■ **Listing**:

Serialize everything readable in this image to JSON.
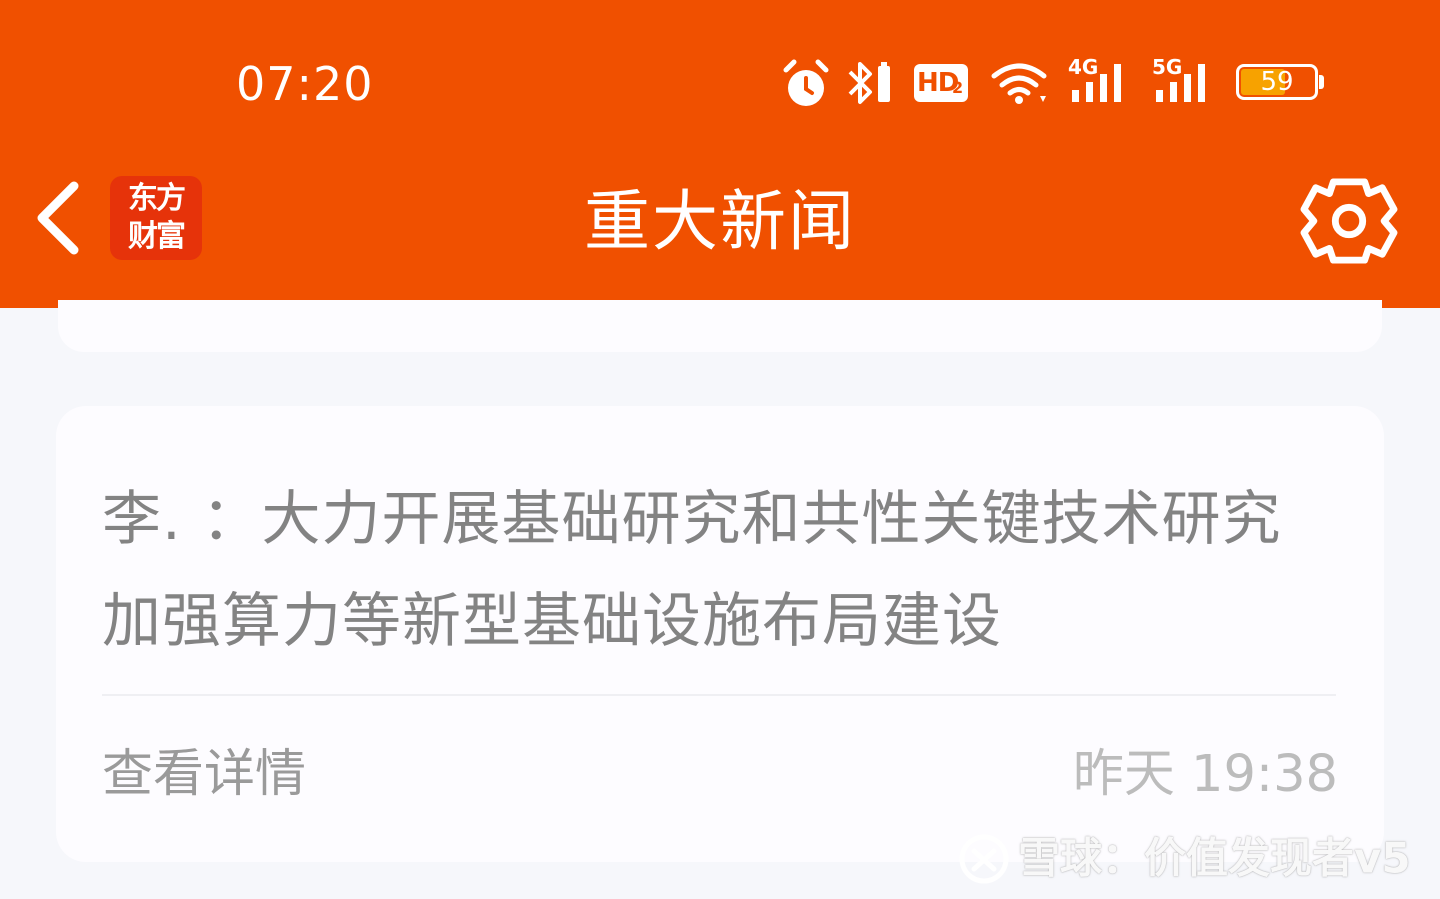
{
  "status_bar": {
    "time": "07:20",
    "network_4g": "4G",
    "network_5g": "5G",
    "hd_label": "HD",
    "battery": "59",
    "icons": [
      "alarm-icon",
      "bluetooth-icon",
      "hd-volte-icon",
      "wifi-icon",
      "signal-4g-icon",
      "signal-5g-icon",
      "battery-icon"
    ]
  },
  "nav": {
    "back_icon": "chevron-left-icon",
    "app_logo_line1": "东方",
    "app_logo_line2": "财富",
    "title": "重大新闻",
    "settings_icon": "gear-icon"
  },
  "card": {
    "headline": "李.  ：大力开展基础研究和共性关键技术研究加强算力等新型基础设施布局建设",
    "detail_link": "查看详情",
    "timestamp": "昨天 19:38"
  },
  "watermark": {
    "text": "雪球：价值发现者v5"
  },
  "colors": {
    "brand_orange": "#f05000",
    "page_background": "#f6f7fb",
    "card_background": "#fdfcff",
    "headline_text": "#838383"
  }
}
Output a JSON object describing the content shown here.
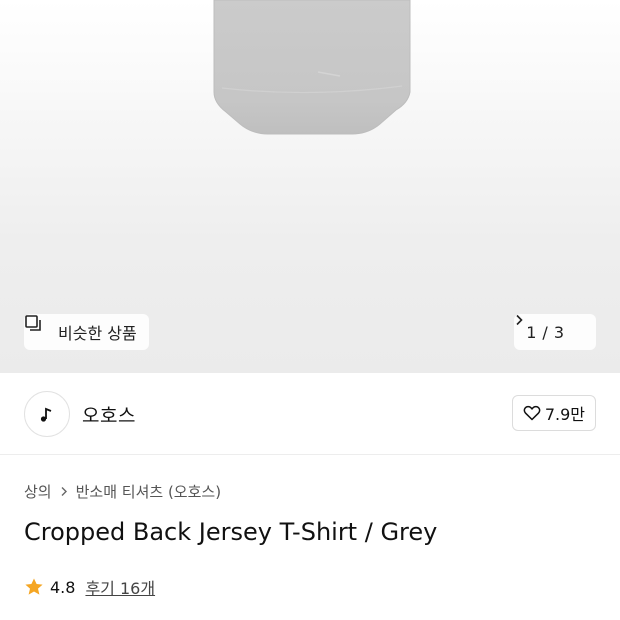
{
  "gallery": {
    "similar_label": "비슷한 상품",
    "pager_current": "1",
    "pager_separator": "/",
    "pager_total": "3"
  },
  "brand": {
    "name": "오호스",
    "likes": "7.9만"
  },
  "breadcrumb": {
    "items": [
      "상의",
      "반소매 티셔츠 (오호스)"
    ]
  },
  "product": {
    "title": "Cropped Back Jersey T-Shirt / Grey",
    "rating": "4.8",
    "reviews_label": "후기 16개"
  },
  "colors": {
    "star": "#f5a623",
    "shirt": "#c9c9c9"
  }
}
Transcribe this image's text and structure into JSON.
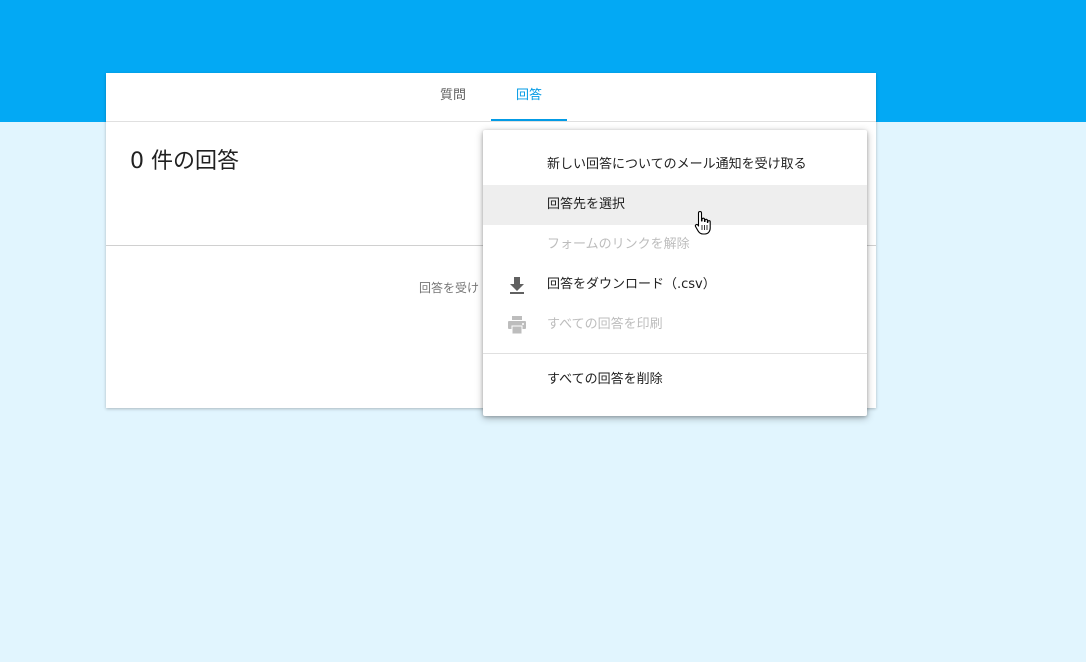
{
  "tabs": {
    "questions_label": "質問",
    "responses_label": "回答"
  },
  "responses": {
    "count_title": "0 件の回答",
    "accepting_text_partial": "回答を受け"
  },
  "menu": {
    "items": [
      {
        "label": "新しい回答についてのメール通知を受け取る",
        "icon": "",
        "disabled": false
      },
      {
        "label": "回答先を選択",
        "icon": "",
        "disabled": false,
        "hovered": true
      },
      {
        "label": "フォームのリンクを解除",
        "icon": "",
        "disabled": true
      },
      {
        "label": "回答をダウンロード（.csv）",
        "icon": "download-icon",
        "disabled": false
      },
      {
        "label": "すべての回答を印刷",
        "icon": "print-icon",
        "disabled": true
      },
      {
        "label": "すべての回答を削除",
        "icon": "",
        "disabled": false
      }
    ]
  },
  "colors": {
    "header": "#03a9f4",
    "background": "#e1f5fe",
    "accent": "#039be5",
    "menu_hover": "#eeeeee",
    "disabled_text": "#bdbdbd"
  }
}
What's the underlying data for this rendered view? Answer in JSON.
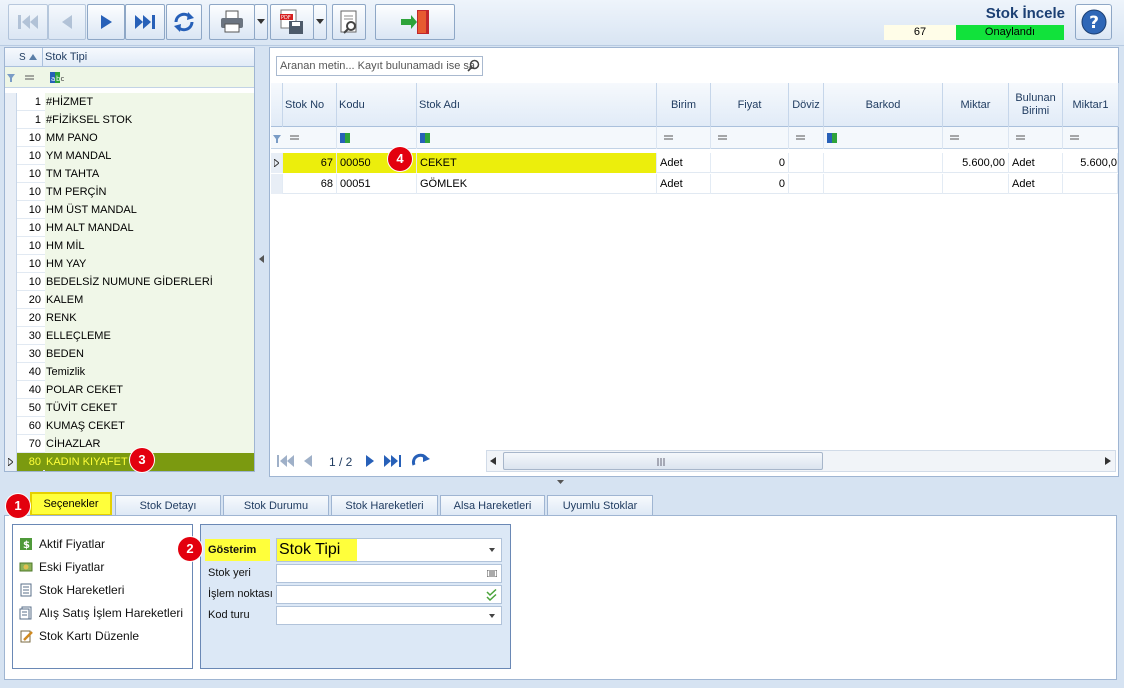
{
  "header": {
    "title": "Stok İncele",
    "record_no": "67",
    "status": "Onaylandı",
    "status_color": "#11e23b"
  },
  "toolbar": {
    "buttons": [
      "first-icon",
      "prev-icon",
      "next-icon",
      "last-icon",
      "refresh-icon",
      "print-icon",
      "pdf-save-icon",
      "properties-icon",
      "exit-door-icon",
      "help-icon"
    ]
  },
  "left_grid": {
    "col_no": "S",
    "col_type": "Stok Tipi",
    "rows": [
      {
        "no": "1",
        "name": "#HİZMET"
      },
      {
        "no": "1",
        "name": "#FİZİKSEL STOK"
      },
      {
        "no": "10",
        "name": "MM PANO"
      },
      {
        "no": "10",
        "name": "YM MANDAL"
      },
      {
        "no": "10",
        "name": "TM TAHTA"
      },
      {
        "no": "10",
        "name": "TM PERÇİN"
      },
      {
        "no": "10",
        "name": "HM ÜST MANDAL"
      },
      {
        "no": "10",
        "name": "HM ALT MANDAL"
      },
      {
        "no": "10",
        "name": "HM MİL"
      },
      {
        "no": "10",
        "name": "HM YAY"
      },
      {
        "no": "10",
        "name": "BEDELSİZ NUMUNE GİDERLERİ"
      },
      {
        "no": "20",
        "name": "KALEM"
      },
      {
        "no": "20",
        "name": "RENK"
      },
      {
        "no": "30",
        "name": "ELLEÇLEME"
      },
      {
        "no": "30",
        "name": "BEDEN"
      },
      {
        "no": "40",
        "name": "Temizlik"
      },
      {
        "no": "40",
        "name": "POLAR CEKET"
      },
      {
        "no": "50",
        "name": "TÜVİT CEKET"
      },
      {
        "no": "60",
        "name": "KUMAŞ CEKET"
      },
      {
        "no": "70",
        "name": "CİHAZLAR"
      },
      {
        "no": "80",
        "name": "KADIN KIYAFET"
      }
    ]
  },
  "search": {
    "placeholder": "Aranan metin... Kayıt bulunamadı ise sa"
  },
  "right_grid": {
    "columns": {
      "stok_no": "Stok No",
      "kodu": "Kodu",
      "stok_adi": "Stok Adı",
      "birim": "Birim",
      "fiyat": "Fiyat",
      "doviz": "Döviz",
      "barkod": "Barkod",
      "miktar": "Miktar",
      "bulunan_birimi": "Bulunan Birimi",
      "miktar1": "Miktar1"
    },
    "rows": [
      {
        "stok_no": "67",
        "kodu": "00050",
        "stok_adi": "CEKET",
        "birim": "Adet",
        "fiyat": "0",
        "doviz": "",
        "barkod": "",
        "miktar": "5.600,00",
        "bulunan_birimi": "Adet",
        "miktar1": "5.600,0"
      },
      {
        "stok_no": "68",
        "kodu": "00051",
        "stok_adi": "GÖMLEK",
        "birim": "Adet",
        "fiyat": "0",
        "doviz": "",
        "barkod": "",
        "miktar": "",
        "bulunan_birimi": "Adet",
        "miktar1": ""
      }
    ]
  },
  "pager": {
    "page": "1 / 2"
  },
  "tabs": [
    "Seçenekler",
    "Stok Detayı",
    "Stok Durumu",
    "Stok Hareketleri",
    "Alsa Hareketleri",
    "Uyumlu Stoklar"
  ],
  "actions": [
    {
      "label": "Aktif Fiyatlar",
      "icon": "price-icon"
    },
    {
      "label": "Eski Fiyatlar",
      "icon": "old-price-icon"
    },
    {
      "label": "Stok Hareketleri",
      "icon": "movements-icon"
    },
    {
      "label": "Alış Satış İşlem Hareketleri",
      "icon": "transactions-icon"
    },
    {
      "label": "Stok Kartı Düzenle",
      "icon": "edit-card-icon"
    }
  ],
  "form": {
    "gosterim_label": "Gösterim",
    "gosterim_value": "Stok Tipi",
    "stok_yeri_label": "Stok yeri",
    "islem_noktasi_label": "İşlem noktası",
    "kod_turu_label": "Kod turu"
  },
  "annotations": [
    "1",
    "2",
    "3",
    "4"
  ],
  "colors": {
    "highlight": "#ecee0c",
    "selected_row": "#7b9a10",
    "badge": "#e3000e"
  }
}
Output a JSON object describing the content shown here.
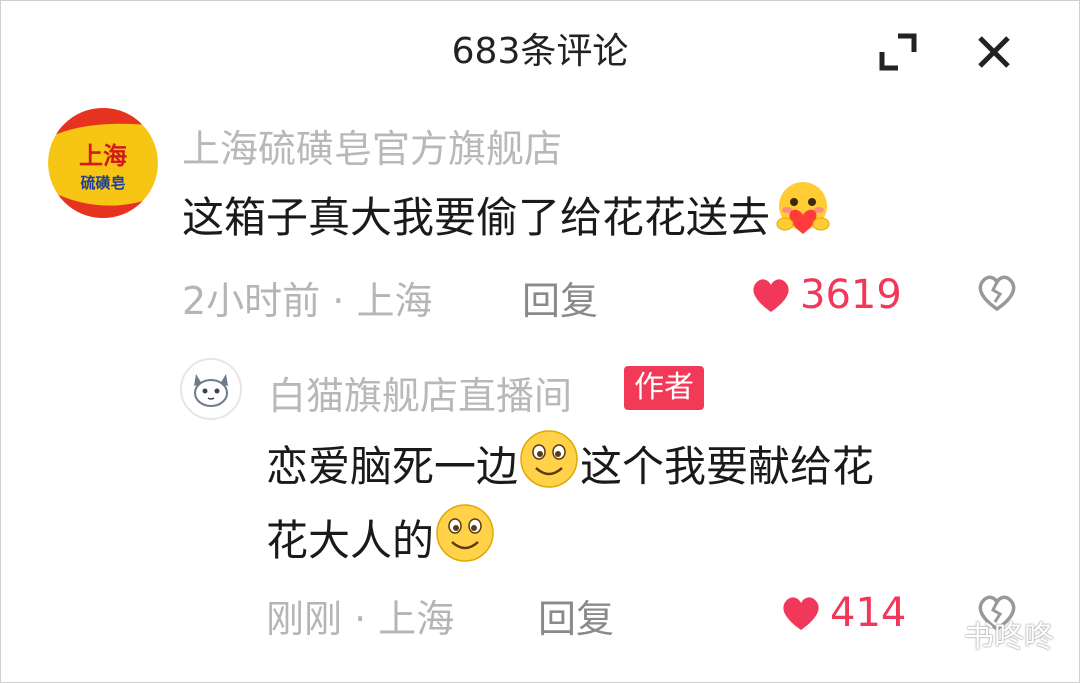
{
  "header": {
    "title": "683条评论"
  },
  "comments": [
    {
      "username": "上海硫磺皂官方旗舰店",
      "avatar_text": [
        "上海",
        "硫磺皂"
      ],
      "content": "这箱子真大我要偷了给花花送去",
      "time": "2小时前",
      "separator": "·",
      "location": "上海",
      "reply_label": "回复",
      "likes": "3619"
    }
  ],
  "reply": {
    "username": "白猫旗舰店直播间",
    "tag": "作者",
    "content_line1": "恋爱脑死一边",
    "content_line1_rest": "这个我要献给花",
    "content_line2": "花大人的",
    "time": "刚刚",
    "separator": "·",
    "location": "上海",
    "reply_label": "回复",
    "likes": "414"
  },
  "watermark": {
    "text": "书咚咚"
  },
  "colors": {
    "like_red": "#f2385a",
    "tag_red": "#f23a58",
    "muted": "#b5b5b5"
  }
}
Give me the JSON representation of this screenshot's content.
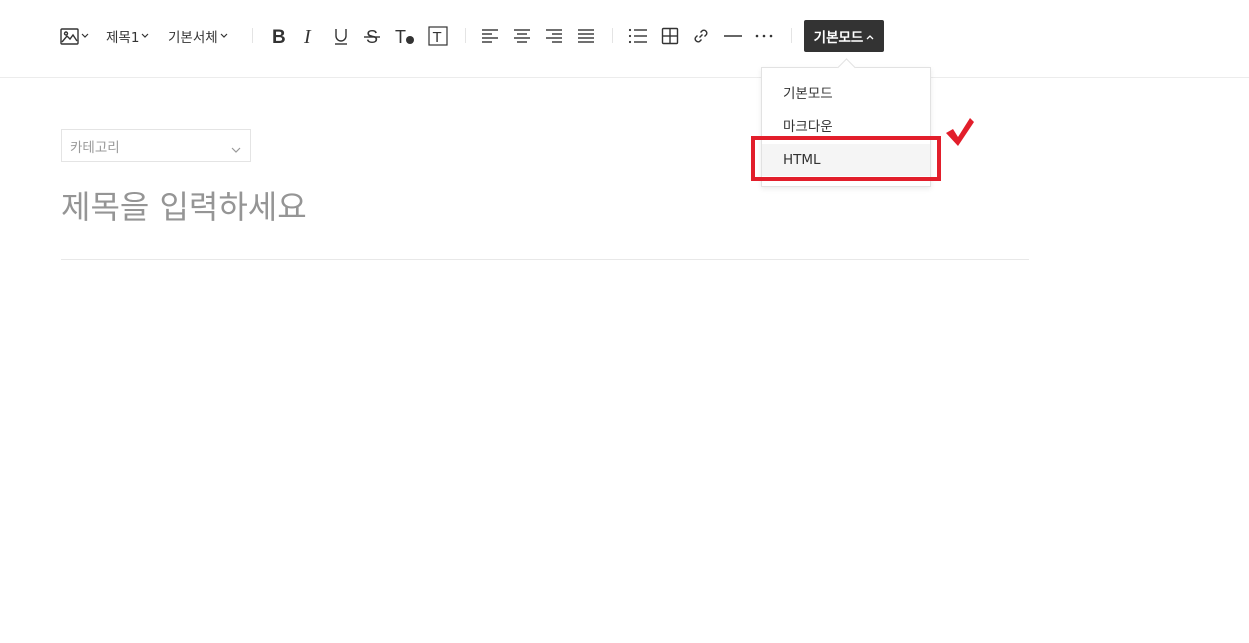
{
  "toolbar": {
    "heading_label": "제목1",
    "font_label": "기본서체",
    "mode_label": "기본모드",
    "icons": [
      "image-icon",
      "bold-icon",
      "italic-icon",
      "underline-icon",
      "strikethrough-icon",
      "text-color-icon",
      "text-background-icon",
      "align-left-icon",
      "align-center-icon",
      "align-right-icon",
      "align-justify-icon",
      "bulleted-list-icon",
      "table-icon",
      "link-icon",
      "horizontal-rule-icon",
      "more-icon"
    ]
  },
  "mode_menu": {
    "items": [
      {
        "label": "기본모드"
      },
      {
        "label": "마크다운"
      },
      {
        "label": "HTML"
      }
    ],
    "highlighted_item": "HTML"
  },
  "annotation": {
    "color": "#e21e2b"
  },
  "editor": {
    "category_placeholder": "카테고리",
    "title_placeholder": "제목을 입력하세요"
  },
  "colors": {
    "mode_button_bg": "#333333",
    "annotation_red": "#e21e2b"
  }
}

■ **Stated problem**: Report only the number of lines in the records that include the word "image".

■ **Response to the exercise**: 3